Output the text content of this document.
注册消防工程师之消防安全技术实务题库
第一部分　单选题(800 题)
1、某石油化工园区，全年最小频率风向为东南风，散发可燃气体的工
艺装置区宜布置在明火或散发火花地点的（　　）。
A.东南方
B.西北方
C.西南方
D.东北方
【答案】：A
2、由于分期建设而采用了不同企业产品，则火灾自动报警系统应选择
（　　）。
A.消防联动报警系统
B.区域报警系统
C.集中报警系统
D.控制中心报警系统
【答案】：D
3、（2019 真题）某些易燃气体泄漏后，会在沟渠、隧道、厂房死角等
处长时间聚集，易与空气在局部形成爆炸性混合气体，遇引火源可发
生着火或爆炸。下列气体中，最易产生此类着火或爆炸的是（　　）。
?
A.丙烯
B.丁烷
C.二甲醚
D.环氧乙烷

# # #

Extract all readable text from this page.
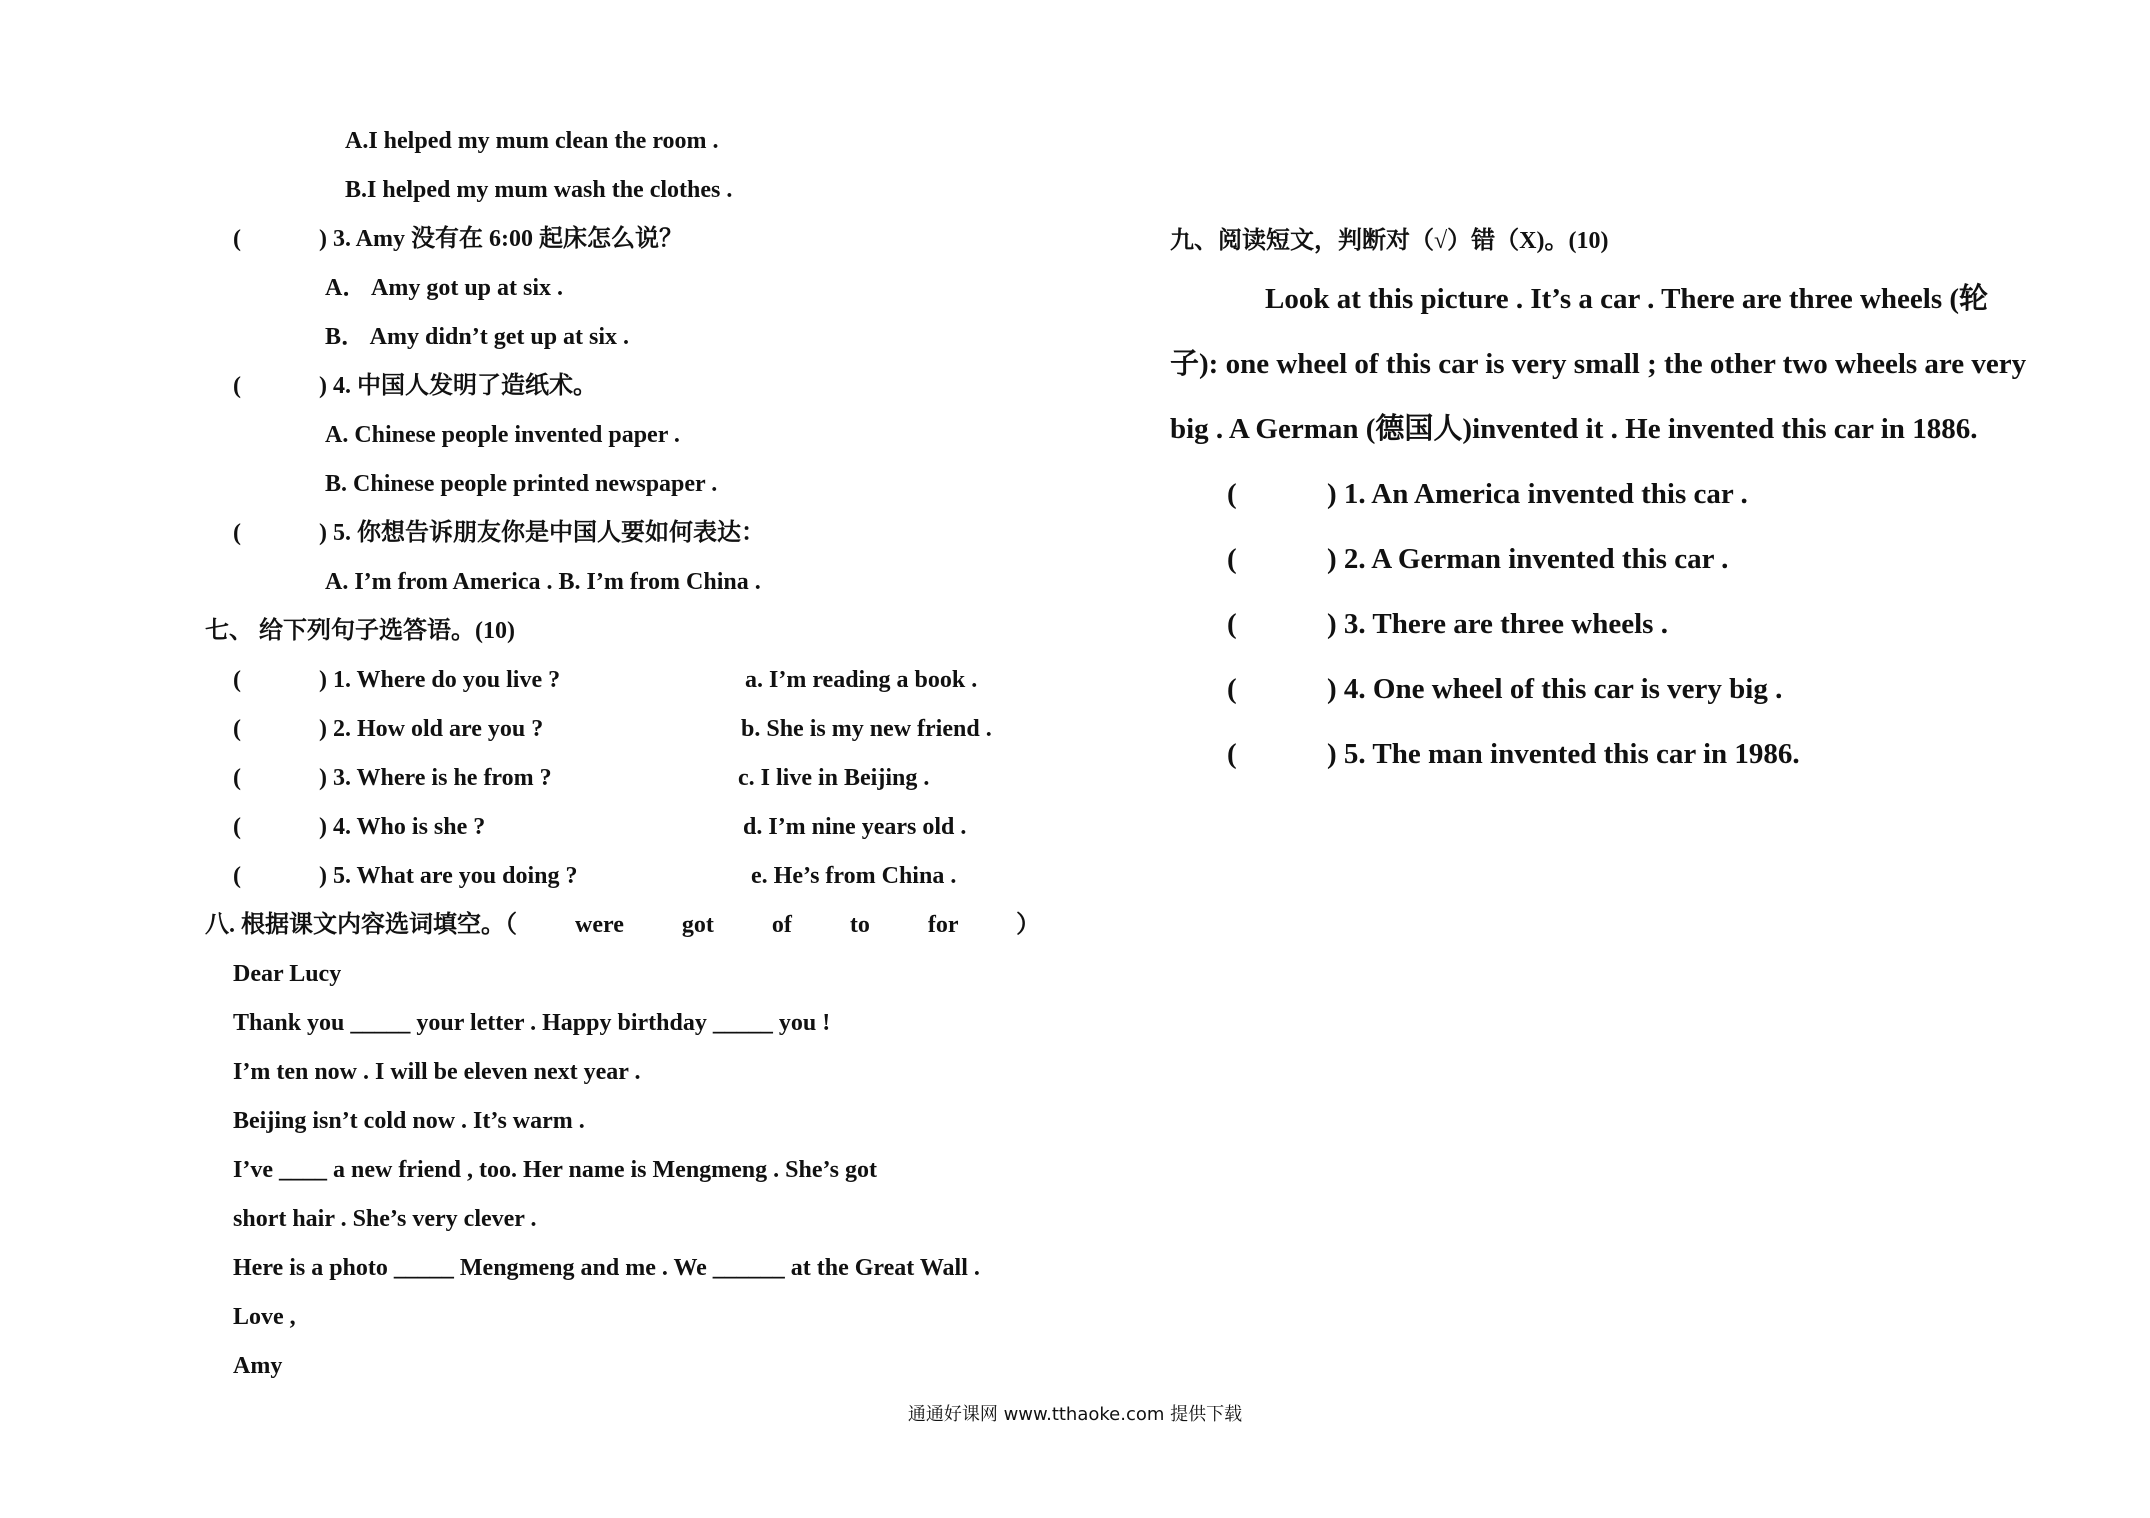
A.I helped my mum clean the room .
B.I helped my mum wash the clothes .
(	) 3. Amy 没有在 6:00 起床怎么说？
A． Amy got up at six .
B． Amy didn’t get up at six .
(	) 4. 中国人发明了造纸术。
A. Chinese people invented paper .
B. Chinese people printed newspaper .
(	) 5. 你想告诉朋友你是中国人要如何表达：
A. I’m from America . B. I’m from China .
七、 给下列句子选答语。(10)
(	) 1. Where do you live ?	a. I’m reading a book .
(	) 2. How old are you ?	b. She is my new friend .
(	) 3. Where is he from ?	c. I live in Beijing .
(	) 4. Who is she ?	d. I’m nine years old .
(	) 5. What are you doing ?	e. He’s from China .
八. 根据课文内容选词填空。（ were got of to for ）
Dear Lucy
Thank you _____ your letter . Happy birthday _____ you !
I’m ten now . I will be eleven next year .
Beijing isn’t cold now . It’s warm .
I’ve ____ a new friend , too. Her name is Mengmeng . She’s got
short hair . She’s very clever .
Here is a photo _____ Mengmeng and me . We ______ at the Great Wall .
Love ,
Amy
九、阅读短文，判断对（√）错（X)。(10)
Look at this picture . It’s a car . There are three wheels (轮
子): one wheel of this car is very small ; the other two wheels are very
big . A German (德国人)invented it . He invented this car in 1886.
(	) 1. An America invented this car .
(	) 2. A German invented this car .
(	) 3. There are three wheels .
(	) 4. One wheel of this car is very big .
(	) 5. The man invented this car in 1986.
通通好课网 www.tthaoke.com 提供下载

# # #

> Problem
Search the entries for the word "people" and copy every line that has it.

> Written solution
A. Chinese people invented paper .
B. Chinese people printed newspaper .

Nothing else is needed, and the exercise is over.